- [Given instruction] Copy all of the records below verbatim.

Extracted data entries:
════════

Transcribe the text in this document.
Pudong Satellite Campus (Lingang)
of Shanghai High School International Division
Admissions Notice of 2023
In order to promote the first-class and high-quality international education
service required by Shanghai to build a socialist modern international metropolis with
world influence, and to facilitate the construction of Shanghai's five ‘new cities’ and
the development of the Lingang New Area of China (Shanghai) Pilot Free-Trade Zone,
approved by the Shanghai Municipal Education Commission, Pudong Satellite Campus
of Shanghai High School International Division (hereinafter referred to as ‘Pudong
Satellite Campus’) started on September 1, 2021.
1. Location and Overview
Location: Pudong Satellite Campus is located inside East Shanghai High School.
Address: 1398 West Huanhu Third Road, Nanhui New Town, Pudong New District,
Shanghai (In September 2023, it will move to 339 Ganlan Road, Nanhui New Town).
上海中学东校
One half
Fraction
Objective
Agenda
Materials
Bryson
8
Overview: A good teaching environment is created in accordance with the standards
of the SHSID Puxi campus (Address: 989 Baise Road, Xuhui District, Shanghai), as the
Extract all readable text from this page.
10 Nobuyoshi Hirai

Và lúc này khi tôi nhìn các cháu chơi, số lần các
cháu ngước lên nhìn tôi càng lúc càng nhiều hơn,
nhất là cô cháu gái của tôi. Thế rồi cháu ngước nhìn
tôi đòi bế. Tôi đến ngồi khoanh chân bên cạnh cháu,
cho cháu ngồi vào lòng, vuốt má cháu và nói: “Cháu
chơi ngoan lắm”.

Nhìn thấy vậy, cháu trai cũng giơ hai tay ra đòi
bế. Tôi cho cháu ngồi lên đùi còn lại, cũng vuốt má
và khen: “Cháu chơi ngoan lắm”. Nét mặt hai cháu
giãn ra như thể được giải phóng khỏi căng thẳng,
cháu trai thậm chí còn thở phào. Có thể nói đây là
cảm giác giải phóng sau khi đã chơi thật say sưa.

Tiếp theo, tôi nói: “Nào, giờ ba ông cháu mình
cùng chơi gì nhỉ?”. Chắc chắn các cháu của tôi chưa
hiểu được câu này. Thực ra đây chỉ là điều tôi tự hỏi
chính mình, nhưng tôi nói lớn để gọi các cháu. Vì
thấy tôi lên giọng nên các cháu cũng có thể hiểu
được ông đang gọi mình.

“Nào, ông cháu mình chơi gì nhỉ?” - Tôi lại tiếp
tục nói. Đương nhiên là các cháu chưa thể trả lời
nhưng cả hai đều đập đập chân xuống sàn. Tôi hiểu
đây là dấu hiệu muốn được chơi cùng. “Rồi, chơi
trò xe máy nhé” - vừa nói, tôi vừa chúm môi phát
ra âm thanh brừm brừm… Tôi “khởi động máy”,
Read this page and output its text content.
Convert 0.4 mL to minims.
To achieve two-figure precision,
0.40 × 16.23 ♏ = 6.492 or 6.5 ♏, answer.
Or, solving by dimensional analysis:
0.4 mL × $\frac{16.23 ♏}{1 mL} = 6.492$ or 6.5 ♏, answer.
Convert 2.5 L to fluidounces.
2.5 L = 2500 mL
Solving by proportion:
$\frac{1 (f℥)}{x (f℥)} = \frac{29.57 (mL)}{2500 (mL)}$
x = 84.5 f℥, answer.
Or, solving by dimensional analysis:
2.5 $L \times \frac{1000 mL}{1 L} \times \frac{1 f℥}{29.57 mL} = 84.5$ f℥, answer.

════════

- [Exercise response]
Transcribe the text in this document.
Pudong Satellite Campus (Lingang)
of Shanghai High School International Division
Admissions Notice of 2023
In order to promote the first-class and high-quality international education
service required by Shanghai to build a socialist modern international metropolis with
world influence, and to facilitate the construction of Shanghai's five ‘new cities’ and
the development of the Lingang New Area of China (Shanghai) Pilot Free-Trade Zone,
approved by the Shanghai Municipal Education Commission, Pudong Satellite Campus
of Shanghai High School International Division (hereinafter referred to as ‘Pudong
Satellite Campus’) started on September 1, 2021.
1. Location and Overview
Location: Pudong Satellite Campus is located inside East Shanghai High School.
Address: 1398 West Huanhu Third Road, Nanhui New Town, Pudong New District,
Shanghai (In September 2023, it will move to 339 Ganlan Road, Nanhui New Town).
上海中学东校
One half
Fraction
Objective
Agenda
Materials
Bryson
8
Overview: A good teaching environment is created in accordance with the standards
of the SHSID Puxi campus (Address: 989 Baise Road, Xuhui District, Shanghai), as the
Extract all readable text from this page.
10 Nobuyoshi Hirai

Và lúc này khi tôi nhìn các cháu chơi, số lần các
cháu ngước lên nhìn tôi càng lúc càng nhiều hơn,
nhất là cô cháu gái của tôi. Thế rồi cháu ngước nhìn
tôi đòi bế. Tôi đến ngồi khoanh chân bên cạnh cháu,
cho cháu ngồi vào lòng, vuốt má cháu và nói: “Cháu
chơi ngoan lắm”.

Nhìn thấy vậy, cháu trai cũng giơ hai tay ra đòi
bế. Tôi cho cháu ngồi lên đùi còn lại, cũng vuốt má
và khen: “Cháu chơi ngoan lắm”. Nét mặt hai cháu
giãn ra như thể được giải phóng khỏi căng thẳng,
cháu trai thậm chí còn thở phào. Có thể nói đây là
cảm giác giải phóng sau khi đã chơi thật say sưa.

Tiếp theo, tôi nói: “Nào, giờ ba ông cháu mình
cùng chơi gì nhỉ?”. Chắc chắn các cháu của tôi chưa
hiểu được câu này. Thực ra đây chỉ là điều tôi tự hỏi
chính mình, nhưng tôi nói lớn để gọi các cháu. Vì
thấy tôi lên giọng nên các cháu cũng có thể hiểu
được ông đang gọi mình.

“Nào, ông cháu mình chơi gì nhỉ?” - Tôi lại tiếp
tục nói. Đương nhiên là các cháu chưa thể trả lời
nhưng cả hai đều đập đập chân xuống sàn. Tôi hiểu
đây là dấu hiệu muốn được chơi cùng. “Rồi, chơi
trò xe máy nhé” - vừa nói, tôi vừa chúm môi phát
ra âm thanh brừm brừm… Tôi “khởi động máy”,
Read this page and output its text content.
Convert 0.4 mL to minims.
To achieve two-figure precision,
0.40 × 16.23 ♏ = 6.492 or 6.5 ♏, answer.
Or, solving by dimensional analysis:
0.4 mL × $\frac{16.23 ♏}{1 mL} = 6.492$ or 6.5 ♏, answer.
Convert 2.5 L to fluidounces.
2.5 L = 2500 mL
Solving by proportion:
$\frac{1 (f℥)}{x (f℥)} = \frac{29.57 (mL)}{2500 (mL)}$
x = 84.5 f℥, answer.
Or, solving by dimensional analysis:
2.5 $L \times \frac{1000 mL}{1 L} \times \frac{1 f℥}{29.57 mL} = 84.5$ f℥, answer.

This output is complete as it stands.